— start —

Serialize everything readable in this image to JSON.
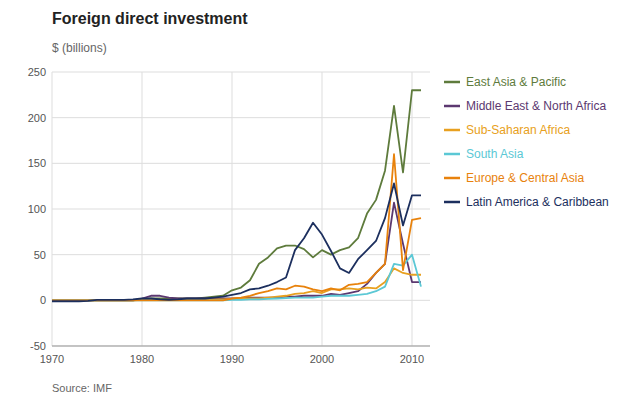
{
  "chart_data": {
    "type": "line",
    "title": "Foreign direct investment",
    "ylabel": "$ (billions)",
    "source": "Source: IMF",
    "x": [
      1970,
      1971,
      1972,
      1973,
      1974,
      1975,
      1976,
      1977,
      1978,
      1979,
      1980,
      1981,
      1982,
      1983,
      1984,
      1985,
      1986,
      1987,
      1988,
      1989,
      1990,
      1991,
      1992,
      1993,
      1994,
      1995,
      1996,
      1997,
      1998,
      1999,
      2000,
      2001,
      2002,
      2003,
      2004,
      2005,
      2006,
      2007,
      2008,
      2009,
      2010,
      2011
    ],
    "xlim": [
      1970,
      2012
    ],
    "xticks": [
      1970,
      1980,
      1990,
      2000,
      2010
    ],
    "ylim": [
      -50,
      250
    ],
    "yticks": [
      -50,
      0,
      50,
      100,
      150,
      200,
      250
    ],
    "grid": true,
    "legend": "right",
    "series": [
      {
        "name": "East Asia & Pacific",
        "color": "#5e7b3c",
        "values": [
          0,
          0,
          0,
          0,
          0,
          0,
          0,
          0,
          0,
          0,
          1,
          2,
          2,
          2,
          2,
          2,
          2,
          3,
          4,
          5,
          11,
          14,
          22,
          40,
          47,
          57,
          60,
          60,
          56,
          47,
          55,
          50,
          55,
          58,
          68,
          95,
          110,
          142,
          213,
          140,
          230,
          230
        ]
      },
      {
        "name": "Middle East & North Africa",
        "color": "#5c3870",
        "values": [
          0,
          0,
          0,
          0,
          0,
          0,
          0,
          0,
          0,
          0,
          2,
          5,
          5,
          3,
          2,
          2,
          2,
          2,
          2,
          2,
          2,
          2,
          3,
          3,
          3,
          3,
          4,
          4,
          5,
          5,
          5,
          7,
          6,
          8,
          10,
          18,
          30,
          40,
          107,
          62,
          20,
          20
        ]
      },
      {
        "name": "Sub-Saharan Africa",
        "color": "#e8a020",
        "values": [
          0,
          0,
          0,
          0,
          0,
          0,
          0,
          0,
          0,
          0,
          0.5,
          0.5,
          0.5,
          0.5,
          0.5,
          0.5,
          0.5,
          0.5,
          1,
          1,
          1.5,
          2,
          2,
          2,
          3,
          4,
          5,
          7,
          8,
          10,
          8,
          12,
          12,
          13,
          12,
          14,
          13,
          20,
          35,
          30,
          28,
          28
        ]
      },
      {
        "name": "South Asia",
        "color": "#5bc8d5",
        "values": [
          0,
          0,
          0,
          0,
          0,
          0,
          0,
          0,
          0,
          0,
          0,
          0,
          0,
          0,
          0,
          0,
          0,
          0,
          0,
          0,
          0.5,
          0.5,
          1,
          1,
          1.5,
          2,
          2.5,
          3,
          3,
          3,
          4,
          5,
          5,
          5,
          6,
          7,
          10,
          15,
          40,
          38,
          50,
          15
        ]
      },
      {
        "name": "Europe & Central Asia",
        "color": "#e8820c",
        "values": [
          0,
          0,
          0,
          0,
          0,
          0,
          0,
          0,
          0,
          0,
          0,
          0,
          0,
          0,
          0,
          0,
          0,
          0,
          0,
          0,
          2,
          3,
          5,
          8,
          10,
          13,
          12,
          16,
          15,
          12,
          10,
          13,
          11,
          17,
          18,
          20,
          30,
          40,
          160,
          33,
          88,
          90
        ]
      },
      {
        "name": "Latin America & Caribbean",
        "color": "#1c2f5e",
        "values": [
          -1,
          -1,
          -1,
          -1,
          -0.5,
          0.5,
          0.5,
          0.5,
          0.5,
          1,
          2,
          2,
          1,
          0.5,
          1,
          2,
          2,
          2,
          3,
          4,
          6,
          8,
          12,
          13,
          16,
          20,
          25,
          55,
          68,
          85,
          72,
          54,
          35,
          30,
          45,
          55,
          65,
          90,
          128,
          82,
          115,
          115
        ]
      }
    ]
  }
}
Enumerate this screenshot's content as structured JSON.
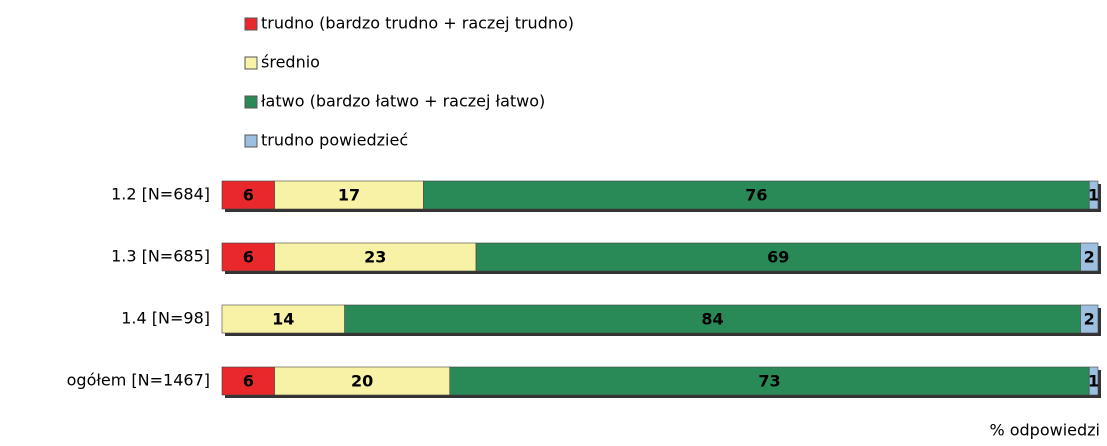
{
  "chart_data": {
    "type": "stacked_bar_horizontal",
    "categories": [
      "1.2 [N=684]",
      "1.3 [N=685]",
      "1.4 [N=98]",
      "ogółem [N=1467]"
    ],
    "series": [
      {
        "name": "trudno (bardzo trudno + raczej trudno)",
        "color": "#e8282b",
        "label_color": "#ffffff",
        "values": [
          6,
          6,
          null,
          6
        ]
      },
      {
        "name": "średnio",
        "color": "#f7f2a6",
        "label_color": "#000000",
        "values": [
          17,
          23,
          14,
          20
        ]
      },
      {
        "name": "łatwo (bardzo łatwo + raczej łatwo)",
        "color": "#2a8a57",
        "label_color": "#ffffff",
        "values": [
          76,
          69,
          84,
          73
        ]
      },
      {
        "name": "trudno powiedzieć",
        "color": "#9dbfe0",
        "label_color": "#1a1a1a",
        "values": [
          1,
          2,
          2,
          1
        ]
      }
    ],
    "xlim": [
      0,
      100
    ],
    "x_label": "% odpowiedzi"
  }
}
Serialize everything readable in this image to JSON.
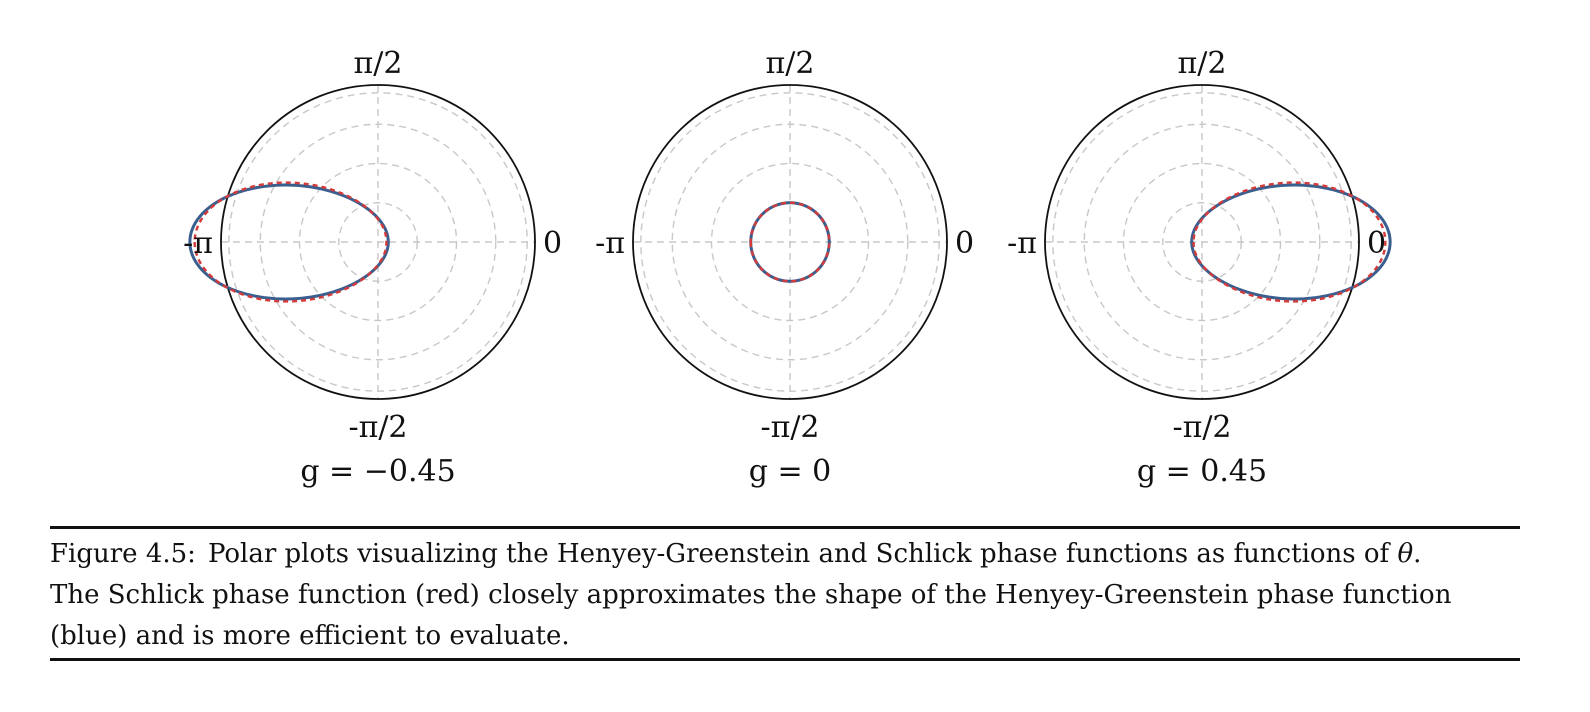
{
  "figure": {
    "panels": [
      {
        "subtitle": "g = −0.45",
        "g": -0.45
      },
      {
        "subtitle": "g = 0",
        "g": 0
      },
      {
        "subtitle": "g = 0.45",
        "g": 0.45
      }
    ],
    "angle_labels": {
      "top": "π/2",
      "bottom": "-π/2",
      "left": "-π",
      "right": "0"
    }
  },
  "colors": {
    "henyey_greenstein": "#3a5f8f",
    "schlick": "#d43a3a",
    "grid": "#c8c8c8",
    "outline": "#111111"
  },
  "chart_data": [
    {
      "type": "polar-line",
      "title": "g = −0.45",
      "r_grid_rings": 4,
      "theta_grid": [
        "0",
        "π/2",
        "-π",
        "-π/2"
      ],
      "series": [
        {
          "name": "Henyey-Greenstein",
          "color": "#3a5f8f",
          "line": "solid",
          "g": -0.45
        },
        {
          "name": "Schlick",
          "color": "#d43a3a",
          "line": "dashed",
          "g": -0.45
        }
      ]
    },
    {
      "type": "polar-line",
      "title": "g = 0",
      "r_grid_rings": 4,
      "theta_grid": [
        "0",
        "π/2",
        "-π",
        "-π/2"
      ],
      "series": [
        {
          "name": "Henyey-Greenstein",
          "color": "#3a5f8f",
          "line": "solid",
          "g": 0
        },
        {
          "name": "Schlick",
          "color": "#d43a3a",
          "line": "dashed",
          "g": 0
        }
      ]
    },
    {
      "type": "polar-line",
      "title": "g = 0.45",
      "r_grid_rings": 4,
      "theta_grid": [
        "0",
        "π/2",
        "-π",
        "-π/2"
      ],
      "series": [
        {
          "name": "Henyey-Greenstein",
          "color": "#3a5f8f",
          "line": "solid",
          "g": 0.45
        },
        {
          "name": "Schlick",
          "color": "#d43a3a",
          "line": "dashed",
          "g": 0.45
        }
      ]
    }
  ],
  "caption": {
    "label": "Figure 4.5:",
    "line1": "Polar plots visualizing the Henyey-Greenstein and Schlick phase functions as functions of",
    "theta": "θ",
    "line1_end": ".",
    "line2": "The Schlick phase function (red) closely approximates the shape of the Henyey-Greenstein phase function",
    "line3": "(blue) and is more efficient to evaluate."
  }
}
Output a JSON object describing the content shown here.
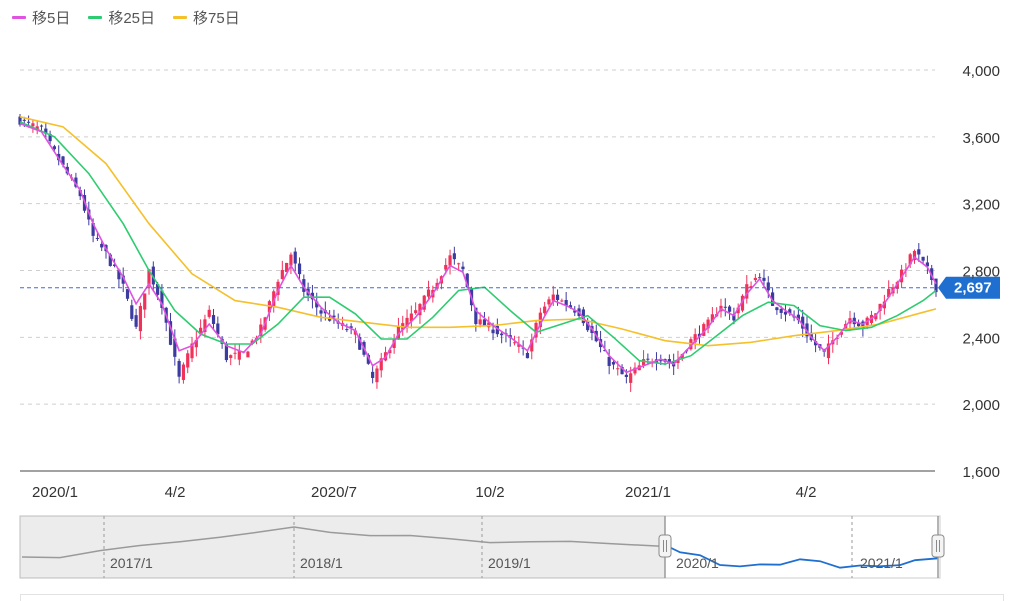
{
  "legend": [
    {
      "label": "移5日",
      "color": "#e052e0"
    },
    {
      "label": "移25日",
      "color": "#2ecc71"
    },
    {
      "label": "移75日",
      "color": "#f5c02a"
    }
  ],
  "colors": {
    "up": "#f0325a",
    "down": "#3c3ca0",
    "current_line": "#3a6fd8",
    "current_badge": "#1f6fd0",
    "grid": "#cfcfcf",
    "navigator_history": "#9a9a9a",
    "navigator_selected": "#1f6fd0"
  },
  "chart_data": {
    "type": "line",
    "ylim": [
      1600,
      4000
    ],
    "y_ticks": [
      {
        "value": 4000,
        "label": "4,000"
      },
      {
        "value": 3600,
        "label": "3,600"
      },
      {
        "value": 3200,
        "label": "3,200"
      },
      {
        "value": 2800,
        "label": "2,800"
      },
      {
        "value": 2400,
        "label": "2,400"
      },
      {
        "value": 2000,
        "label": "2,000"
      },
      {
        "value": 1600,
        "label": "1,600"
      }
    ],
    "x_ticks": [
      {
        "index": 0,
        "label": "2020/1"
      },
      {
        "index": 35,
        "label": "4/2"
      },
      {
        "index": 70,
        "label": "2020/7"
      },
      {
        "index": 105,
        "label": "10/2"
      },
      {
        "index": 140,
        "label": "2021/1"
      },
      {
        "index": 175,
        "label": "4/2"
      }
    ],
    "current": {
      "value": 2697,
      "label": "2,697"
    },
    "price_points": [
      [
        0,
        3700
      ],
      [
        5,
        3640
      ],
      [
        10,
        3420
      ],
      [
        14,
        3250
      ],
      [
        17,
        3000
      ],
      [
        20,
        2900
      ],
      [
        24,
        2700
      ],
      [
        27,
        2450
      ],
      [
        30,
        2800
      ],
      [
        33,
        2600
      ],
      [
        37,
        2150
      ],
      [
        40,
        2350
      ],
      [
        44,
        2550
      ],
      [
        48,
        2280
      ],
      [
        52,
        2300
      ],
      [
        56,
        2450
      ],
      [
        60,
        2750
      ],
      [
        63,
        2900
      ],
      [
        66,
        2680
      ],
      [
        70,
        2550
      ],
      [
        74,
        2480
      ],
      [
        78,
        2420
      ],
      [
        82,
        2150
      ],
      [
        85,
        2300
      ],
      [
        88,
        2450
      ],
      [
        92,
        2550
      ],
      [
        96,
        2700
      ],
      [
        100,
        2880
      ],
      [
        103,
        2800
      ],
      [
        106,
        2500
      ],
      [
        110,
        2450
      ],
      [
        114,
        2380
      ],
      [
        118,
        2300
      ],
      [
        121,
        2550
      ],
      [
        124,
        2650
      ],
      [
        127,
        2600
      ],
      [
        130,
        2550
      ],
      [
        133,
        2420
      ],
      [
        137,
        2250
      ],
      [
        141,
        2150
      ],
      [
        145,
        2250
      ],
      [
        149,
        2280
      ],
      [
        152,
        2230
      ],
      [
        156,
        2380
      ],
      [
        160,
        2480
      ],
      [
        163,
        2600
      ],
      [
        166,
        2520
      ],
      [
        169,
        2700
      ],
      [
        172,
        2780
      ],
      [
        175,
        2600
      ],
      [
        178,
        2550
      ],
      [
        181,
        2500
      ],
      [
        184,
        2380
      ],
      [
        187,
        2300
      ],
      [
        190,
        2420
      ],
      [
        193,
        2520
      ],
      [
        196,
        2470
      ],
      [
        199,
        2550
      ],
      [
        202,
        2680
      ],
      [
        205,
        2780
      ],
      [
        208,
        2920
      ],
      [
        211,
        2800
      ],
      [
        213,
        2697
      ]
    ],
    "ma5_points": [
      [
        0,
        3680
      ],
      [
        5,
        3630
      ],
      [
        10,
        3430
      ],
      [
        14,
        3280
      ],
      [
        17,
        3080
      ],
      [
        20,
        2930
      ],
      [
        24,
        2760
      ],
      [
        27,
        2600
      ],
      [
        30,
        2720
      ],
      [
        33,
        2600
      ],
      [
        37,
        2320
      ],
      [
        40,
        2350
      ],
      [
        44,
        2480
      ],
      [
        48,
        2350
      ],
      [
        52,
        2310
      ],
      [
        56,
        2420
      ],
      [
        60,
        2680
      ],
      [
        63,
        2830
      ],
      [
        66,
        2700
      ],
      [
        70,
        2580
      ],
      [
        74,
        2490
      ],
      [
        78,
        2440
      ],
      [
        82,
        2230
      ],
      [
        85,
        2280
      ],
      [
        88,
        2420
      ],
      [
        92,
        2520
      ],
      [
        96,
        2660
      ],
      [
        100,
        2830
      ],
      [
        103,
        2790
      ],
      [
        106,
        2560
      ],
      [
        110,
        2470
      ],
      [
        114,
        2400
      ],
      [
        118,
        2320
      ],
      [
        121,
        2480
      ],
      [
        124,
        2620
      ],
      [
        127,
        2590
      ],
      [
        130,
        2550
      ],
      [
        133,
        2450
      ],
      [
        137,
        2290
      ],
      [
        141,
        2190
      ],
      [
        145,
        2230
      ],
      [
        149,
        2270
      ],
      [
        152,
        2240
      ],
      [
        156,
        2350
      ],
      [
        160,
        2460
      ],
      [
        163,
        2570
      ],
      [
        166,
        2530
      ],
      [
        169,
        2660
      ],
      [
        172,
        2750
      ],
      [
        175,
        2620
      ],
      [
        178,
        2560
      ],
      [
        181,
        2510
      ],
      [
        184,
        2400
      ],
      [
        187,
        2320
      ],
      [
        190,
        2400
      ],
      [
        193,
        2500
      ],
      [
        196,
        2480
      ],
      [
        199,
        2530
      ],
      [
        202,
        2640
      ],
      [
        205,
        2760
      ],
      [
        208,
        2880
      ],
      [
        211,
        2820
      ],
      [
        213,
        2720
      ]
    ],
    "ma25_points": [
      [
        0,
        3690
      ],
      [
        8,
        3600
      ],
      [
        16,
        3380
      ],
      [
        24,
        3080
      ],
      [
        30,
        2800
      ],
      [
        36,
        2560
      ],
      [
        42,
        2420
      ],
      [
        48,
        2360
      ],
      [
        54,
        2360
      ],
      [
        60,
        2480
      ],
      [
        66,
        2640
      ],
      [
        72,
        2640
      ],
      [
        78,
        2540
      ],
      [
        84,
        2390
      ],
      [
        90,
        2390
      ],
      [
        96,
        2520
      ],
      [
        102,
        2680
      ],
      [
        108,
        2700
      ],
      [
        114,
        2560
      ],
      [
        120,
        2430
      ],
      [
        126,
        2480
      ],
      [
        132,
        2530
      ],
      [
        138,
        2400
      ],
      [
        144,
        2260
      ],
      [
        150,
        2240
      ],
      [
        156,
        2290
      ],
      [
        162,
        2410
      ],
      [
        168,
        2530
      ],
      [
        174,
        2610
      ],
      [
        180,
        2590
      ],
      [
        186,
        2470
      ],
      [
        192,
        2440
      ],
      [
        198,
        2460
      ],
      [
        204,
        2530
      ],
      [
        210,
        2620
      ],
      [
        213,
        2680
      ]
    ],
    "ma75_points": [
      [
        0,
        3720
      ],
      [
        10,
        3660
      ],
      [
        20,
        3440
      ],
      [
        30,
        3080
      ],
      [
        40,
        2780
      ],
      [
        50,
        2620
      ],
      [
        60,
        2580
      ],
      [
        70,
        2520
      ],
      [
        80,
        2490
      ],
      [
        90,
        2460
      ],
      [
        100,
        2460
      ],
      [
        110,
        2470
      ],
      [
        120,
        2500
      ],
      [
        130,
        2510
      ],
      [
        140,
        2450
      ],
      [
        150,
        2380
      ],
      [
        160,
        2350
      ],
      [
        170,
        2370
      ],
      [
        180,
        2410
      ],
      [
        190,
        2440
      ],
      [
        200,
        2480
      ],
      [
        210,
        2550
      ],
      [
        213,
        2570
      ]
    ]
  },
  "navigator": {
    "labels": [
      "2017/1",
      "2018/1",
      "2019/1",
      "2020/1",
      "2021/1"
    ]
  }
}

— end —

WHAT THE EXERCISE ASKS: Copy out every line from the records that has the word "trudno".

FINISHED ANSWER:
        "name": "trudno (bardzo trudno + raczej trudno)",
        "name": "trudno powiedzieć",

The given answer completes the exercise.